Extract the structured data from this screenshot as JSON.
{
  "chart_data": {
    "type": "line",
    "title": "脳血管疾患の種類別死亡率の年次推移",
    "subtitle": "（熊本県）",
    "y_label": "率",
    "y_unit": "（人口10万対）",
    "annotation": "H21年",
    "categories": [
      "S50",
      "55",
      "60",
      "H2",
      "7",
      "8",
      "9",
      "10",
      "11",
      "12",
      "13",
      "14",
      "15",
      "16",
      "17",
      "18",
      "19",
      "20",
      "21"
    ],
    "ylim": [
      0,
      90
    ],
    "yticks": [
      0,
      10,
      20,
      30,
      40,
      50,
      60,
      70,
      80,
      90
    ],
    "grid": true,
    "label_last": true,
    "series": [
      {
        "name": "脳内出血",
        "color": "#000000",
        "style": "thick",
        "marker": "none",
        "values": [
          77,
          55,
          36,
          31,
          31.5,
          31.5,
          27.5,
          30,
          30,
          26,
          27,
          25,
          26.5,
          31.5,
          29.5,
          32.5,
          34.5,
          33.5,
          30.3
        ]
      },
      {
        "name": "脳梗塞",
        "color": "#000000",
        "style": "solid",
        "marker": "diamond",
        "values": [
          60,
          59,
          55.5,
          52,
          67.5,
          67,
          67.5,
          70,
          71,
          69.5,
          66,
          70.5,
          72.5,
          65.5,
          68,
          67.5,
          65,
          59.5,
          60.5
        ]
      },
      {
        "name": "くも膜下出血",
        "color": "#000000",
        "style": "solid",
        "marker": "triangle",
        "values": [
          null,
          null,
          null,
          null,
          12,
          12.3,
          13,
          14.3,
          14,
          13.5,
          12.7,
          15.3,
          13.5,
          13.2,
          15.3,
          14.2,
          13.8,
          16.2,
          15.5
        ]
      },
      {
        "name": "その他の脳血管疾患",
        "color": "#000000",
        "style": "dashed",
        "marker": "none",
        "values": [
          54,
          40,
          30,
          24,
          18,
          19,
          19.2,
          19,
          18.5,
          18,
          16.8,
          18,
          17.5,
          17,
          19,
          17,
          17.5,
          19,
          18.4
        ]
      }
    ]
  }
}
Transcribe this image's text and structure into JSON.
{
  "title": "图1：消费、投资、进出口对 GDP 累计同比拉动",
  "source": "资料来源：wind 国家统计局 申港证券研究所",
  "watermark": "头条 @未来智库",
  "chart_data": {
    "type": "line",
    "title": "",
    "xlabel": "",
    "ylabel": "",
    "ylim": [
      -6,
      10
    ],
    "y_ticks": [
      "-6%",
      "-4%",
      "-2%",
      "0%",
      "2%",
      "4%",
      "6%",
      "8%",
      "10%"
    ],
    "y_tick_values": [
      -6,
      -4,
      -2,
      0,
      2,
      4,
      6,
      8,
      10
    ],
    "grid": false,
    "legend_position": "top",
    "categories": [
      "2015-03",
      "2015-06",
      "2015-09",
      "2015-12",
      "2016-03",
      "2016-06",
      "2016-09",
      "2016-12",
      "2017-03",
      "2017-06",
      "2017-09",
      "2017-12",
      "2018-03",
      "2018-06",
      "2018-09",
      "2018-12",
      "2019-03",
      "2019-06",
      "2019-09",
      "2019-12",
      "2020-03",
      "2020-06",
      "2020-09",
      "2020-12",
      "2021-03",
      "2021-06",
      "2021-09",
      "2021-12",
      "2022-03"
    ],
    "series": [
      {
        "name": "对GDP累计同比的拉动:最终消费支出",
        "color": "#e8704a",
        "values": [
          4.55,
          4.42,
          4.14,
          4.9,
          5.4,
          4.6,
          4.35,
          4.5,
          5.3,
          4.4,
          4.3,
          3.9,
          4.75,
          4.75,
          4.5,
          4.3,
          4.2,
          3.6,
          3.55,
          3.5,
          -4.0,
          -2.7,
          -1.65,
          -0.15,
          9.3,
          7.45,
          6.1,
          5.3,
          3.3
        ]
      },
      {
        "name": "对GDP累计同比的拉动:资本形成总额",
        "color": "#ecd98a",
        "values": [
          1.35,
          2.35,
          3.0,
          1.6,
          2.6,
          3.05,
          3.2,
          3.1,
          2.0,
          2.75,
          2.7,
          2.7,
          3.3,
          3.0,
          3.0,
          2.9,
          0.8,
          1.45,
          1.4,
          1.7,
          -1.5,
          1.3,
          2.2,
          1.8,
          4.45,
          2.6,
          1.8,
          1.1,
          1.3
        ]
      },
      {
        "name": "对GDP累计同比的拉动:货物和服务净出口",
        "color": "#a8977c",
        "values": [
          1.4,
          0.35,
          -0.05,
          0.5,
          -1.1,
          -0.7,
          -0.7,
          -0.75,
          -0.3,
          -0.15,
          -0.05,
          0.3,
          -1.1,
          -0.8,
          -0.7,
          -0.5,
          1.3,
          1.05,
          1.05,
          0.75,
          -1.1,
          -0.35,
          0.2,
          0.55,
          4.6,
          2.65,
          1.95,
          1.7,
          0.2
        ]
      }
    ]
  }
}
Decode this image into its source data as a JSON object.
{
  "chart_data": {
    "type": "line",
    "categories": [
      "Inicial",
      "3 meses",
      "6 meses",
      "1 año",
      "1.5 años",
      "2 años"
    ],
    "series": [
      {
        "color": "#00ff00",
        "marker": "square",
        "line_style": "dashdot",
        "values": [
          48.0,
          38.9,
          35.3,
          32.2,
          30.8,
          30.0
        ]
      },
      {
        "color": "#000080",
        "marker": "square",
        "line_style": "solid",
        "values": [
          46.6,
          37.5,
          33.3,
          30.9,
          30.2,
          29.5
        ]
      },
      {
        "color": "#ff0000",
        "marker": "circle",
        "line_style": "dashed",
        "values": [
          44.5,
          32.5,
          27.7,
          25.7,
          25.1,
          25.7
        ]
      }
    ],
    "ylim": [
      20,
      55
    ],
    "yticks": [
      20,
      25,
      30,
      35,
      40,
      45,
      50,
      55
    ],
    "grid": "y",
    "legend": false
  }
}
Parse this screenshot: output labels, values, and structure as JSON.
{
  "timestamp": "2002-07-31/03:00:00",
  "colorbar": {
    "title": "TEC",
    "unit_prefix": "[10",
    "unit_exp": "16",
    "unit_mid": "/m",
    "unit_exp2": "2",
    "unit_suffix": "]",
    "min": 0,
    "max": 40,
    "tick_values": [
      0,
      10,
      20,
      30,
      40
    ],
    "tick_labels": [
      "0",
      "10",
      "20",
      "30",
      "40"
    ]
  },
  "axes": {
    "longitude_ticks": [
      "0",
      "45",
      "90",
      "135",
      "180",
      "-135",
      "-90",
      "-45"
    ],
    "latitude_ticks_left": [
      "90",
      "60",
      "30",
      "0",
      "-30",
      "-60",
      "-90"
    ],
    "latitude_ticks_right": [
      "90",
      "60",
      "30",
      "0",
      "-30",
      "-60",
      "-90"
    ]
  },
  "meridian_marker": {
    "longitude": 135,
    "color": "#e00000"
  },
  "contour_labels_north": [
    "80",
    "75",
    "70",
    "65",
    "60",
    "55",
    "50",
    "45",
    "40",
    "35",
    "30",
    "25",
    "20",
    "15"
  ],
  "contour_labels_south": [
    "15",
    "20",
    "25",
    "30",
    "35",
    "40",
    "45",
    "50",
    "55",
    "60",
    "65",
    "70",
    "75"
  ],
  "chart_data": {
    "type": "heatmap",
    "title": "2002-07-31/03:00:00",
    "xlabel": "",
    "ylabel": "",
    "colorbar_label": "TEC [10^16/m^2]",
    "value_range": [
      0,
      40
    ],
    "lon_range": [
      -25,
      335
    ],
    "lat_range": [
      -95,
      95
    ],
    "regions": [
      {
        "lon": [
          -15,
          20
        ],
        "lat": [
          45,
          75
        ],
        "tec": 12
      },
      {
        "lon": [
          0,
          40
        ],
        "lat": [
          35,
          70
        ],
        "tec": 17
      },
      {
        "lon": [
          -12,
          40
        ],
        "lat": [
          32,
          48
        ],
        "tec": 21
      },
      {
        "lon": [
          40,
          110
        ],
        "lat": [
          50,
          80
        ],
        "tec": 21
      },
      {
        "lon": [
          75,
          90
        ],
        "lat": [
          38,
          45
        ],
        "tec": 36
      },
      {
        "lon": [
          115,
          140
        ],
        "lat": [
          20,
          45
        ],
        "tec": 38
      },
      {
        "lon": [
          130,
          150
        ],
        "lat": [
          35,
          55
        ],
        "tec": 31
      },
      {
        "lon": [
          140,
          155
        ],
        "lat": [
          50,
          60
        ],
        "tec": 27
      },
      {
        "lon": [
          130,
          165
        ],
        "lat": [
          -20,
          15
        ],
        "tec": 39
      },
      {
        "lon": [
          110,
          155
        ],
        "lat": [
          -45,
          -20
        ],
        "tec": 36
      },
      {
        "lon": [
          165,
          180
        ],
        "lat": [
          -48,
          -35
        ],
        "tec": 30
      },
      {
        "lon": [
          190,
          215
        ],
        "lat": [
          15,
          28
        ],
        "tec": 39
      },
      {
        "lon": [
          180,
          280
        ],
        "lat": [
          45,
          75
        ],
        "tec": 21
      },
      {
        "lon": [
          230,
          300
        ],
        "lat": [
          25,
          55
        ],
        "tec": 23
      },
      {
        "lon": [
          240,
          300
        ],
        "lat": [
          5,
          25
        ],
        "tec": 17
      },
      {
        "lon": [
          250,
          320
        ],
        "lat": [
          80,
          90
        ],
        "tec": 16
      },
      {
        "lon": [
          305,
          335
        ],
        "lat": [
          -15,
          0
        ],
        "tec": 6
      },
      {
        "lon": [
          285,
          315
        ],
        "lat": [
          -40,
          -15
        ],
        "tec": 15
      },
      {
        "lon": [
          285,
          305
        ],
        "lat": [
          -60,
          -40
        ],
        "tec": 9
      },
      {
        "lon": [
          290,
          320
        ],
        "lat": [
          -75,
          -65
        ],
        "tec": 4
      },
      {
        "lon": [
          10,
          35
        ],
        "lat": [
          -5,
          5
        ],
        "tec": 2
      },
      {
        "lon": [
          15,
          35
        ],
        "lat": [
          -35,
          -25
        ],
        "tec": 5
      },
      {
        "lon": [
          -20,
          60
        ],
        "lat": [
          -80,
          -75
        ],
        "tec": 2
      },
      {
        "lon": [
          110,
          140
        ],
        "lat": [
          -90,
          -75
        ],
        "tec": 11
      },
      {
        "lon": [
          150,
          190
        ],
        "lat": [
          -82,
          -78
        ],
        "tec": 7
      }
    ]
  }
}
_ _ _ _ _
### Work to be completed
Which lines hold the string "name"? List them all.

### Output for this task
        "name": "脳内出血",
        "name": "脳梗塞",
        "name": "くも膜下出血",
        "name": "その他の脳血管疾患",
        "name": "对GDP累计同比的拉动:最终消费支出",
        "name": "对GDP累计同比的拉动:资本形成总额",
        "name": "对GDP累计同比的拉动:货物和服务净出口",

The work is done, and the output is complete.